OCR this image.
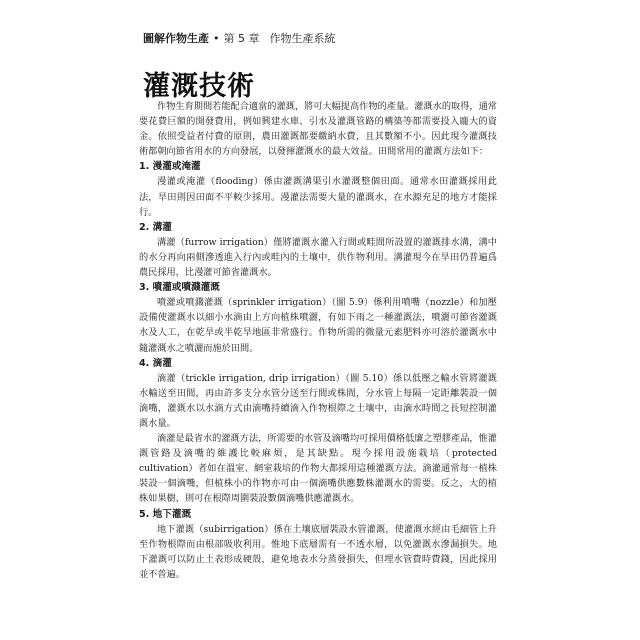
圖解作物生產 • 第 5 章 作物生產系統
灌溉技術

作物生育期間若能配合適當的灌溉，將可大幅提高作物的產量。灌溉水的取得，通常要花費巨額的開發費用，例如興建水庫、引水及灌溉管路的構築等都需要投入龐大的資金。依照受益者付費的原則，農田灌溉都要繳納水費，且其數額不小。因此現今灌溉技術都朝向節省用水的方向發展，以發揮灌溉水的最大效益。田間常用的灌溉方法如下：

1. 漫灌或淹灌

漫灌或淹灌（flooding）係由灌溉溝渠引水灌溉整個田面。通常水田灌溉採用此法，旱田則因田面不平較少採用。漫灌法需要大量的灌溉水，在水源充足的地方才能採行。

2. 溝灌

溝灌（furrow irrigation）僅將灌溉水灌入行間或畦間所設置的灌溉排水溝，溝中的水分再向兩側滲透進入行內或畦內的土壤中，供作物利用。溝灌現今在旱田仍普遍爲農民採用，比漫灌可節省灌溉水。

3. 噴灌或噴濺灌溉

噴灌或噴濺灌溉（sprinkler irrigation）（圖 5.9）係利用噴嘴（nozzle）和加壓設備使灌溉水以細小水滴由上方向植株噴灑，有如下雨之一種灌溉法，噴灑可節省灌溉水及人工，在乾旱或半乾旱地區非常盛行。作物所需的微量元素肥料亦可溶於灌溉水中隨灌溉水之噴灑而施於田間。

4. 滴灌

滴灌（trickle irrigation, drip irrigation）（圖 5.10）係以低壓之輸水管將灌溉水輸送至田間，再由許多支分水管分送至行間或株間，分水管上每隔一定距離裝設一個滴嘴，灌溉水以水滴方式由滴嘴持續滴入作物根際之土壤中，由滴水時間之長短控制灌溉水量。

滴灌是最省水的灌溉方法，所需要的水管及滴嘴均可採用價格低廉之塑膠產品，惟灌溉管路及滴嘴的維護比較麻煩，是其缺點。現今採用設施栽培（protected cultivation）者如在溫室、網室栽培的作物大都採用這種灌溉方法。滴灌通常每一植株裝設一個滴嘴，但植株小的作物亦可由一個滴嘴供應數株灌溉水的需要。反之，大的植株如果樹，則可在根際周圍裝設數個滴嘴供應灌溉水。

5. 地下灌溉

地下灌溉（subirrigation）係在土壤底層裝設水管灌溉，使灌溉水經由毛細管上升至作物根際而由根部吸收利用。惟地下底層需有一不透水層，以免灌溉水滲漏損失。地下灌溉可以防止土表形成硬殼，避免地表水分蒸發損失，但埋水管費時費錢，因此採用並不普遍。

▶ [THE TASK]:
Reproduce the data word for word, excluding its pictures.

▶ [TASK OUTPUT]:
OCR this image.
圖解作物生產 • 第 5 章 作物生產系統
灌溉技術

作物生育期間若能配合適當的灌溉，將可大幅提高作物的產量。灌溉水的取得，通常要花費巨額的開發費用，例如興建水庫、引水及灌溉管路的構築等都需要投入龐大的資金。依照受益者付費的原則，農田灌溉都要繳納水費，且其數額不小。因此現今灌溉技術都朝向節省用水的方向發展，以發揮灌溉水的最大效益。田間常用的灌溉方法如下：

1. 漫灌或淹灌

漫灌或淹灌（flooding）係由灌溉溝渠引水灌溉整個田面。通常水田灌溉採用此法，旱田則因田面不平較少採用。漫灌法需要大量的灌溉水，在水源充足的地方才能採行。

2. 溝灌

溝灌（furrow irrigation）僅將灌溉水灌入行間或畦間所設置的灌溉排水溝，溝中的水分再向兩側滲透進入行內或畦內的土壤中，供作物利用。溝灌現今在旱田仍普遍爲農民採用，比漫灌可節省灌溉水。

3. 噴灌或噴濺灌溉

噴灌或噴濺灌溉（sprinkler irrigation）（圖 5.9）係利用噴嘴（nozzle）和加壓設備使灌溉水以細小水滴由上方向植株噴灑，有如下雨之一種灌溉法，噴灑可節省灌溉水及人工，在乾旱或半乾旱地區非常盛行。作物所需的微量元素肥料亦可溶於灌溉水中隨灌溉水之噴灑而施於田間。

4. 滴灌

滴灌（trickle irrigation, drip irrigation）（圖 5.10）係以低壓之輸水管將灌溉水輸送至田間，再由許多支分水管分送至行間或株間，分水管上每隔一定距離裝設一個滴嘴，灌溉水以水滴方式由滴嘴持續滴入作物根際之土壤中，由滴水時間之長短控制灌溉水量。

滴灌是最省水的灌溉方法，所需要的水管及滴嘴均可採用價格低廉之塑膠產品，惟灌溉管路及滴嘴的維護比較麻煩，是其缺點。現今採用設施栽培（protected cultivation）者如在溫室、網室栽培的作物大都採用這種灌溉方法。滴灌通常每一植株裝設一個滴嘴，但植株小的作物亦可由一個滴嘴供應數株灌溉水的需要。反之，大的植株如果樹，則可在根際周圍裝設數個滴嘴供應灌溉水。

5. 地下灌溉

地下灌溉（subirrigation）係在土壤底層裝設水管灌溉，使灌溉水經由毛細管上升至作物根際而由根部吸收利用。惟地下底層需有一不透水層，以免灌溉水滲漏損失。地下灌溉可以防止土表形成硬殼，避免地表水分蒸發損失，但埋水管費時費錢，因此採用並不普遍。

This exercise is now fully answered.